---- Records to use

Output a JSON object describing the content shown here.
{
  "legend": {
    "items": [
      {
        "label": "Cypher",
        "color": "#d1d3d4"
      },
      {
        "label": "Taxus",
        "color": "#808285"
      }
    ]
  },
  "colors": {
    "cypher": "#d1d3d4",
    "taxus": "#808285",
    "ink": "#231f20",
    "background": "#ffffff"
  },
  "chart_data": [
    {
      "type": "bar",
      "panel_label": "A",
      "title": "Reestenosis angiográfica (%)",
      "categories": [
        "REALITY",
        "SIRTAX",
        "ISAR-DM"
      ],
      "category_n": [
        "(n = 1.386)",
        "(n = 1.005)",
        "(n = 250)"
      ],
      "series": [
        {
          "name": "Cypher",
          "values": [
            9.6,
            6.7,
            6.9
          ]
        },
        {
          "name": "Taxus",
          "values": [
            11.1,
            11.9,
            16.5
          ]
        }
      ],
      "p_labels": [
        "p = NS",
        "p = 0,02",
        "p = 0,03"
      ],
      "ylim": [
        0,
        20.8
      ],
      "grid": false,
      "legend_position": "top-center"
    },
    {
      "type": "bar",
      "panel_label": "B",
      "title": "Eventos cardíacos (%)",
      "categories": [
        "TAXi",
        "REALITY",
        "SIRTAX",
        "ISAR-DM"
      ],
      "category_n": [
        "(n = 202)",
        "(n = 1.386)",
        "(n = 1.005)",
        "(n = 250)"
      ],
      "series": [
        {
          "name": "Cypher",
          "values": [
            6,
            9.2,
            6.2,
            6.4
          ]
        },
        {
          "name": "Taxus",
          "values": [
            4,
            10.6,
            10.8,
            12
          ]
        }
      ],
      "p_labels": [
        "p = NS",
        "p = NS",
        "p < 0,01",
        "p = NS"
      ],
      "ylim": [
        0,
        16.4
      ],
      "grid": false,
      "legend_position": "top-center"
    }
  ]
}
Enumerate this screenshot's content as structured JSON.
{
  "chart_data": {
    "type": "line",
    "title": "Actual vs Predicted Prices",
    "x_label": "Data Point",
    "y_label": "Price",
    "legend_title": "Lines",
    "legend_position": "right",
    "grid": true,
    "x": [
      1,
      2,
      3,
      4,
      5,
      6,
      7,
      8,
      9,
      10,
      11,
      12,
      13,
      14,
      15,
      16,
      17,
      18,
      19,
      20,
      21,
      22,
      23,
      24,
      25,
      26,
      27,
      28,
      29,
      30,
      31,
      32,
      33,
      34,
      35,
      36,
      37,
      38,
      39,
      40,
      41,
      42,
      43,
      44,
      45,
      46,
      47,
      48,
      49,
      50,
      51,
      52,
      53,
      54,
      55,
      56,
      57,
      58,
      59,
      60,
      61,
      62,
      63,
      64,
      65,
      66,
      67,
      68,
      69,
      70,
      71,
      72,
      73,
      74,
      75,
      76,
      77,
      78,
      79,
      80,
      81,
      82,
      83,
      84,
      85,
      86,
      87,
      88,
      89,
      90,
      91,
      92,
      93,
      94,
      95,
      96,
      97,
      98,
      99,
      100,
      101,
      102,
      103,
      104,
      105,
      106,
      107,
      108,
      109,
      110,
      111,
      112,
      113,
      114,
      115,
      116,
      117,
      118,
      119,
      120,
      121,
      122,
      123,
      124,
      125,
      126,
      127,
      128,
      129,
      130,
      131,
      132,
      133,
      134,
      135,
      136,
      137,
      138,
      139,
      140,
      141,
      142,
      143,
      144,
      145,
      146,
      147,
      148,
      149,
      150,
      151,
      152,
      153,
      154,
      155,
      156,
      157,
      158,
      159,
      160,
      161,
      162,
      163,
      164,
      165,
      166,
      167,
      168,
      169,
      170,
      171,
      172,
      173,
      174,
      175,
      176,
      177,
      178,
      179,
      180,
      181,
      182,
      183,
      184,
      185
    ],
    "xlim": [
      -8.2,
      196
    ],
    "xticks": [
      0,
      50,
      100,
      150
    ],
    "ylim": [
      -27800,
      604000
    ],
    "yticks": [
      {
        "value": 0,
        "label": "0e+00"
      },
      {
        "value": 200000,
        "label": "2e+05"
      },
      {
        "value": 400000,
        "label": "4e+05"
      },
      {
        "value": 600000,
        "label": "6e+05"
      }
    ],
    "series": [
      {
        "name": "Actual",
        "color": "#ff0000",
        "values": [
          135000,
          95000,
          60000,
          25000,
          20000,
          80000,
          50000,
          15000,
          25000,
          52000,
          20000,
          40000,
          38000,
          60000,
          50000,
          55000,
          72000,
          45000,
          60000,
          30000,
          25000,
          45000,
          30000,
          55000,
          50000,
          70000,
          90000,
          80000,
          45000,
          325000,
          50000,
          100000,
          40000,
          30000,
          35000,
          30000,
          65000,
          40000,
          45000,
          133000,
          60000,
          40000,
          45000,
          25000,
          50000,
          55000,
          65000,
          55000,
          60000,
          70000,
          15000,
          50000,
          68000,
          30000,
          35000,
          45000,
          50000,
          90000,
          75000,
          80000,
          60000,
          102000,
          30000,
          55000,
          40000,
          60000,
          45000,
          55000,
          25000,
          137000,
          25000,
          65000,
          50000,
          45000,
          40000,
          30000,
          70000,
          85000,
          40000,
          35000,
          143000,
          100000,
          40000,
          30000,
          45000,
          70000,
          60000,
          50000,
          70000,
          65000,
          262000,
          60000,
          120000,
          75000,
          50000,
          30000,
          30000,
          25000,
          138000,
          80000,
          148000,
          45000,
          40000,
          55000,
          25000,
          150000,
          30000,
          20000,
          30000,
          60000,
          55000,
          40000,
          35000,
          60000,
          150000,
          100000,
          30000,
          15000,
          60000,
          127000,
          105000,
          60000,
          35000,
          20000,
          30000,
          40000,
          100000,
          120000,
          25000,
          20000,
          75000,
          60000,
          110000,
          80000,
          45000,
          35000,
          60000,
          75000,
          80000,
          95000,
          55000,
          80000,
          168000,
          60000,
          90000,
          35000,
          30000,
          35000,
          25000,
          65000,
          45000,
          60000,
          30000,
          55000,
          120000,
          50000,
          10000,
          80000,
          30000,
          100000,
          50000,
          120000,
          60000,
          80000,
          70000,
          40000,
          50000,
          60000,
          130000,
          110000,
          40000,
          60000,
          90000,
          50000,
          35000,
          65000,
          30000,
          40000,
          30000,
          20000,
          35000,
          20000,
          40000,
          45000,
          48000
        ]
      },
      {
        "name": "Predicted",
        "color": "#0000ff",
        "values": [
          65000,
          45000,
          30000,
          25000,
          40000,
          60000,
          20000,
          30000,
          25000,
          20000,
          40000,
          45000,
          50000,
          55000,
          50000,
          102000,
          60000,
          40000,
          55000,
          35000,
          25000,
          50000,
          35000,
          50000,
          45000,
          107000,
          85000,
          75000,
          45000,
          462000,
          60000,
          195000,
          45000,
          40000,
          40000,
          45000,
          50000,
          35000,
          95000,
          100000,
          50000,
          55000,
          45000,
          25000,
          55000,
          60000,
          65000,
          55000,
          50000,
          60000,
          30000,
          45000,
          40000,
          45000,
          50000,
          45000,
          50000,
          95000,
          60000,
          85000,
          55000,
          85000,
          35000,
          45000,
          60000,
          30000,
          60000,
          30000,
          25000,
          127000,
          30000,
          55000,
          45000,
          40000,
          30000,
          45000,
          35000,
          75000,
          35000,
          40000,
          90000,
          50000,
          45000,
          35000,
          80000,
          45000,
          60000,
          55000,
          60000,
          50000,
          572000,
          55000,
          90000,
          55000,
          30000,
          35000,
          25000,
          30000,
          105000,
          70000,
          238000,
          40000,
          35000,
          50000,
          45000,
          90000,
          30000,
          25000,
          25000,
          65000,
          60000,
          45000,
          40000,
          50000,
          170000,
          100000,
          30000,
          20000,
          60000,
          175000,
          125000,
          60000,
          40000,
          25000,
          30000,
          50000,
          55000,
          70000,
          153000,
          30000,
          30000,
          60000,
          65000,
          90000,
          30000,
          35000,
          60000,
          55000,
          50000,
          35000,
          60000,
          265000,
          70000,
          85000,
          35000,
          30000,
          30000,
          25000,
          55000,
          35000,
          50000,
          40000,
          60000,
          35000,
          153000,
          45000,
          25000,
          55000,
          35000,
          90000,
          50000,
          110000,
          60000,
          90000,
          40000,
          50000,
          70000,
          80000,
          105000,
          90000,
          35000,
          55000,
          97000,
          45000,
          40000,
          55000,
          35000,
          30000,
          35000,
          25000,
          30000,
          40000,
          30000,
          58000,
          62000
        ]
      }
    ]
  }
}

--------

## Short exercise
Count the lines above that contain the word "JSON", and give only that number.

## Result of the task
2